Every entry must be repeated exactly. Exclude all pictures.

::::

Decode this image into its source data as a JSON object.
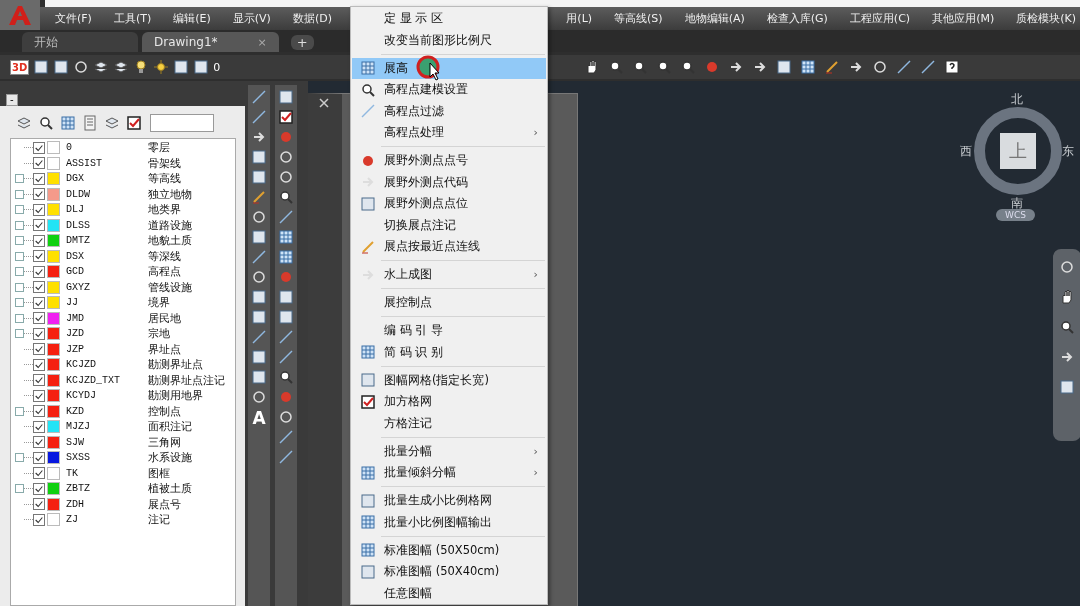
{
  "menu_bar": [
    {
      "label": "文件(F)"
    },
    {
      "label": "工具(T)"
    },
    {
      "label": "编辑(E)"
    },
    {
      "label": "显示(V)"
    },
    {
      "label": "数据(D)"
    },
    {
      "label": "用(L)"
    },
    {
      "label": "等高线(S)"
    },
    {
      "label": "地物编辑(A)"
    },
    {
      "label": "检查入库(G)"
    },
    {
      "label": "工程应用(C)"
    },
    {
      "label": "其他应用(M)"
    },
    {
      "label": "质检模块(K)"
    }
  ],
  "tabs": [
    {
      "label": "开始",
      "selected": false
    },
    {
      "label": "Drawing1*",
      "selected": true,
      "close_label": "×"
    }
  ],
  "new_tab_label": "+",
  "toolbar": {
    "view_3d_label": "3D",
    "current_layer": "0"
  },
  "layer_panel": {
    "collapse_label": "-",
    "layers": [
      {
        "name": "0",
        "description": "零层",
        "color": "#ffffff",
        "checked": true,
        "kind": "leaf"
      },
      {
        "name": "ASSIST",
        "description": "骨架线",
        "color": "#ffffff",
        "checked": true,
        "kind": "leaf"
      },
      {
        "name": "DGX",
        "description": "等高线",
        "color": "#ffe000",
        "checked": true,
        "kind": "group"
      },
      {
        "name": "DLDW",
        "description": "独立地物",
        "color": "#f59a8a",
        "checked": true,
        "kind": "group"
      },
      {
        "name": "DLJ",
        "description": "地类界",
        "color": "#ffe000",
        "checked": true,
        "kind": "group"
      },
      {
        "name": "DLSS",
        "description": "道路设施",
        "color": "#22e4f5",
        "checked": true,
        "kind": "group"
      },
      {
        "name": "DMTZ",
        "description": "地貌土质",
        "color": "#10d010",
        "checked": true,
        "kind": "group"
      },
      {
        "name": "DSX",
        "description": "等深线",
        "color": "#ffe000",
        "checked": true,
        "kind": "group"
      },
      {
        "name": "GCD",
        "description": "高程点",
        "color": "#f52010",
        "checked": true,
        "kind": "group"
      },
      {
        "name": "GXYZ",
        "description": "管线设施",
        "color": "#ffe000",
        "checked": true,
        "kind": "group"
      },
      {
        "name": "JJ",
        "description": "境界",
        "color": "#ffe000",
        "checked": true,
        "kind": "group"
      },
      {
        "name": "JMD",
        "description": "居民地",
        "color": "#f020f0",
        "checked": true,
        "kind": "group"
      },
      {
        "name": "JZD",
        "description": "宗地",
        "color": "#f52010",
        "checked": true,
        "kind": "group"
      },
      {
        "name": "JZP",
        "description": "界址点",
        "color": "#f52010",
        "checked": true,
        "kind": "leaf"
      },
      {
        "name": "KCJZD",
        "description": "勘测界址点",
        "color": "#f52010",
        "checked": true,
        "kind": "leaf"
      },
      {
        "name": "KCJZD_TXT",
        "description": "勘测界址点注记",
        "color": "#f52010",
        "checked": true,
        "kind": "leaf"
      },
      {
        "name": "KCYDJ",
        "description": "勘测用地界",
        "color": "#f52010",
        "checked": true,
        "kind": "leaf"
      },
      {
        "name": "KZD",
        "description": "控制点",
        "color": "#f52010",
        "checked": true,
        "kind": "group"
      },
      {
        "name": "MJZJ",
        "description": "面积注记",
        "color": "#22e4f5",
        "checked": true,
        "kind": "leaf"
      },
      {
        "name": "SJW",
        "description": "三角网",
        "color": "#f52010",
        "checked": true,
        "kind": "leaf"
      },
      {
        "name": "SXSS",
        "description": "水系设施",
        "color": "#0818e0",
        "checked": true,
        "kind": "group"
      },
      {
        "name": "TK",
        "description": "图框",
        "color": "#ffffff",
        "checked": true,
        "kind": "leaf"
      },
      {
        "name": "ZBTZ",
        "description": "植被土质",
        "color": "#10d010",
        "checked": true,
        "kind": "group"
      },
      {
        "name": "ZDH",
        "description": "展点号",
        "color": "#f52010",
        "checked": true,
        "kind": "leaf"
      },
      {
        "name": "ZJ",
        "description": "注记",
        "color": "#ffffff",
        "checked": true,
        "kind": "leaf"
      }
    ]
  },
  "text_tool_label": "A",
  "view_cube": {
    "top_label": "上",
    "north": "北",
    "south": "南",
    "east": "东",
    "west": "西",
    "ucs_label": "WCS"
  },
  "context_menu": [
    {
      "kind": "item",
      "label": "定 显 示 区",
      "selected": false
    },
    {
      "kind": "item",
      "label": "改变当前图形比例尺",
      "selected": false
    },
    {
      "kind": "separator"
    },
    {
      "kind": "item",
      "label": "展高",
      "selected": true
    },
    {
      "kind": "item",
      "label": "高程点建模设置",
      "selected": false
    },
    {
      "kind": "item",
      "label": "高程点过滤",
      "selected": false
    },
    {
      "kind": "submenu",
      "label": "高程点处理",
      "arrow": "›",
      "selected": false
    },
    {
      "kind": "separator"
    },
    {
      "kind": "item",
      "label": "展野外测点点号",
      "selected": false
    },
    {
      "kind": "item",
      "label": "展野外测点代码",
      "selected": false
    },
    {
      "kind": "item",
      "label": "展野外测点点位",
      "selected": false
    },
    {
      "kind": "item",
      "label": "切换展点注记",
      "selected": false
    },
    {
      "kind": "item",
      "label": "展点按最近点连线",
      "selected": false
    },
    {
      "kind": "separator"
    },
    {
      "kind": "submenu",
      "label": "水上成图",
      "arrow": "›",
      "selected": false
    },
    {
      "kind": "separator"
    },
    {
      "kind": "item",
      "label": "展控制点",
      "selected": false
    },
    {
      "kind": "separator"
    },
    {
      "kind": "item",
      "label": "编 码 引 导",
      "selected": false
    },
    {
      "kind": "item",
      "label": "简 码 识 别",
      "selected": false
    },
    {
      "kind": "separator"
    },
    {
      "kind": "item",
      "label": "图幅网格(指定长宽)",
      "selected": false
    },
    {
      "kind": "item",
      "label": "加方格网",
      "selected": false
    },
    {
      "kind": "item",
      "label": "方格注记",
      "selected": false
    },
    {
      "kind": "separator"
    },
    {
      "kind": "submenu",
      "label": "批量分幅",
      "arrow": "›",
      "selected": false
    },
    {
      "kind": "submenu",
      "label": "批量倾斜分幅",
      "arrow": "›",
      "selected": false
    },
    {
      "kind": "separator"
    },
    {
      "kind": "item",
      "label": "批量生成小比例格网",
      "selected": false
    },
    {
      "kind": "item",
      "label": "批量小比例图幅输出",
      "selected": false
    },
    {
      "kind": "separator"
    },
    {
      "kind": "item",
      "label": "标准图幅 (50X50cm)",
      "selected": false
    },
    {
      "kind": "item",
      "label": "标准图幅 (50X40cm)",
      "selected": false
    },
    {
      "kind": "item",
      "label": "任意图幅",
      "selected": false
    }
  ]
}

::::

RIGHT ANSWER »
Decode this image into its source data as a JSON object.
{
  "menu_bar": [
    {
      "label": "文件(F)"
    },
    {
      "label": "工具(T)"
    },
    {
      "label": "编辑(E)"
    },
    {
      "label": "显示(V)"
    },
    {
      "label": "数据(D)"
    },
    {
      "label": "用(L)"
    },
    {
      "label": "等高线(S)"
    },
    {
      "label": "地物编辑(A)"
    },
    {
      "label": "检查入库(G)"
    },
    {
      "label": "工程应用(C)"
    },
    {
      "label": "其他应用(M)"
    },
    {
      "label": "质检模块(K)"
    }
  ],
  "tabs": [
    {
      "label": "开始",
      "selected": false
    },
    {
      "label": "Drawing1*",
      "selected": true,
      "close_label": "×"
    }
  ],
  "new_tab_label": "+",
  "toolbar": {
    "view_3d_label": "3D",
    "current_layer": "0"
  },
  "layer_panel": {
    "collapse_label": "-",
    "layers": [
      {
        "name": "0",
        "description": "零层",
        "color": "#ffffff",
        "checked": true,
        "kind": "leaf"
      },
      {
        "name": "ASSIST",
        "description": "骨架线",
        "color": "#ffffff",
        "checked": true,
        "kind": "leaf"
      },
      {
        "name": "DGX",
        "description": "等高线",
        "color": "#ffe000",
        "checked": true,
        "kind": "group"
      },
      {
        "name": "DLDW",
        "description": "独立地物",
        "color": "#f59a8a",
        "checked": true,
        "kind": "group"
      },
      {
        "name": "DLJ",
        "description": "地类界",
        "color": "#ffe000",
        "checked": true,
        "kind": "group"
      },
      {
        "name": "DLSS",
        "description": "道路设施",
        "color": "#22e4f5",
        "checked": true,
        "kind": "group"
      },
      {
        "name": "DMTZ",
        "description": "地貌土质",
        "color": "#10d010",
        "checked": true,
        "kind": "group"
      },
      {
        "name": "DSX",
        "description": "等深线",
        "color": "#ffe000",
        "checked": true,
        "kind": "group"
      },
      {
        "name": "GCD",
        "description": "高程点",
        "color": "#f52010",
        "checked": true,
        "kind": "group"
      },
      {
        "name": "GXYZ",
        "description": "管线设施",
        "color": "#ffe000",
        "checked": true,
        "kind": "group"
      },
      {
        "name": "JJ",
        "description": "境界",
        "color": "#ffe000",
        "checked": true,
        "kind": "group"
      },
      {
        "name": "JMD",
        "description": "居民地",
        "color": "#f020f0",
        "checked": true,
        "kind": "group"
      },
      {
        "name": "JZD",
        "description": "宗地",
        "color": "#f52010",
        "checked": true,
        "kind": "group"
      },
      {
        "name": "JZP",
        "description": "界址点",
        "color": "#f52010",
        "checked": true,
        "kind": "leaf"
      },
      {
        "name": "KCJZD",
        "description": "勘测界址点",
        "color": "#f52010",
        "checked": true,
        "kind": "leaf"
      },
      {
        "name": "KCJZD_TXT",
        "description": "勘测界址点注记",
        "color": "#f52010",
        "checked": true,
        "kind": "leaf"
      },
      {
        "name": "KCYDJ",
        "description": "勘测用地界",
        "color": "#f52010",
        "checked": true,
        "kind": "leaf"
      },
      {
        "name": "KZD",
        "description": "控制点",
        "color": "#f52010",
        "checked": true,
        "kind": "group"
      },
      {
        "name": "MJZJ",
        "description": "面积注记",
        "color": "#22e4f5",
        "checked": true,
        "kind": "leaf"
      },
      {
        "name": "SJW",
        "description": "三角网",
        "color": "#f52010",
        "checked": true,
        "kind": "leaf"
      },
      {
        "name": "SXSS",
        "description": "水系设施",
        "color": "#0818e0",
        "checked": true,
        "kind": "group"
      },
      {
        "name": "TK",
        "description": "图框",
        "color": "#ffffff",
        "checked": true,
        "kind": "leaf"
      },
      {
        "name": "ZBTZ",
        "description": "植被土质",
        "color": "#10d010",
        "checked": true,
        "kind": "group"
      },
      {
        "name": "ZDH",
        "description": "展点号",
        "color": "#f52010",
        "checked": true,
        "kind": "leaf"
      },
      {
        "name": "ZJ",
        "description": "注记",
        "color": "#ffffff",
        "checked": true,
        "kind": "leaf"
      }
    ]
  },
  "text_tool_label": "A",
  "view_cube": {
    "top_label": "上",
    "north": "北",
    "south": "南",
    "east": "东",
    "west": "西",
    "ucs_label": "WCS"
  },
  "context_menu": [
    {
      "kind": "item",
      "label": "定 显 示 区",
      "selected": false
    },
    {
      "kind": "item",
      "label": "改变当前图形比例尺",
      "selected": false
    },
    {
      "kind": "separator"
    },
    {
      "kind": "item",
      "label": "展高",
      "selected": true
    },
    {
      "kind": "item",
      "label": "高程点建模设置",
      "selected": false
    },
    {
      "kind": "item",
      "label": "高程点过滤",
      "selected": false
    },
    {
      "kind": "submenu",
      "label": "高程点处理",
      "arrow": "›",
      "selected": false
    },
    {
      "kind": "separator"
    },
    {
      "kind": "item",
      "label": "展野外测点点号",
      "selected": false
    },
    {
      "kind": "item",
      "label": "展野外测点代码",
      "selected": false
    },
    {
      "kind": "item",
      "label": "展野外测点点位",
      "selected": false
    },
    {
      "kind": "item",
      "label": "切换展点注记",
      "selected": false
    },
    {
      "kind": "item",
      "label": "展点按最近点连线",
      "selected": false
    },
    {
      "kind": "separator"
    },
    {
      "kind": "submenu",
      "label": "水上成图",
      "arrow": "›",
      "selected": false
    },
    {
      "kind": "separator"
    },
    {
      "kind": "item",
      "label": "展控制点",
      "selected": false
    },
    {
      "kind": "separator"
    },
    {
      "kind": "item",
      "label": "编 码 引 导",
      "selected": false
    },
    {
      "kind": "item",
      "label": "简 码 识 别",
      "selected": false
    },
    {
      "kind": "separator"
    },
    {
      "kind": "item",
      "label": "图幅网格(指定长宽)",
      "selected": false
    },
    {
      "kind": "item",
      "label": "加方格网",
      "selected": false
    },
    {
      "kind": "item",
      "label": "方格注记",
      "selected": false
    },
    {
      "kind": "separator"
    },
    {
      "kind": "submenu",
      "label": "批量分幅",
      "arrow": "›",
      "selected": false
    },
    {
      "kind": "submenu",
      "label": "批量倾斜分幅",
      "arrow": "›",
      "selected": false
    },
    {
      "kind": "separator"
    },
    {
      "kind": "item",
      "label": "批量生成小比例格网",
      "selected": false
    },
    {
      "kind": "item",
      "label": "批量小比例图幅输出",
      "selected": false
    },
    {
      "kind": "separator"
    },
    {
      "kind": "item",
      "label": "标准图幅 (50X50cm)",
      "selected": false
    },
    {
      "kind": "item",
      "label": "标准图幅 (50X40cm)",
      "selected": false
    },
    {
      "kind": "item",
      "label": "任意图幅",
      "selected": false
    }
  ]
}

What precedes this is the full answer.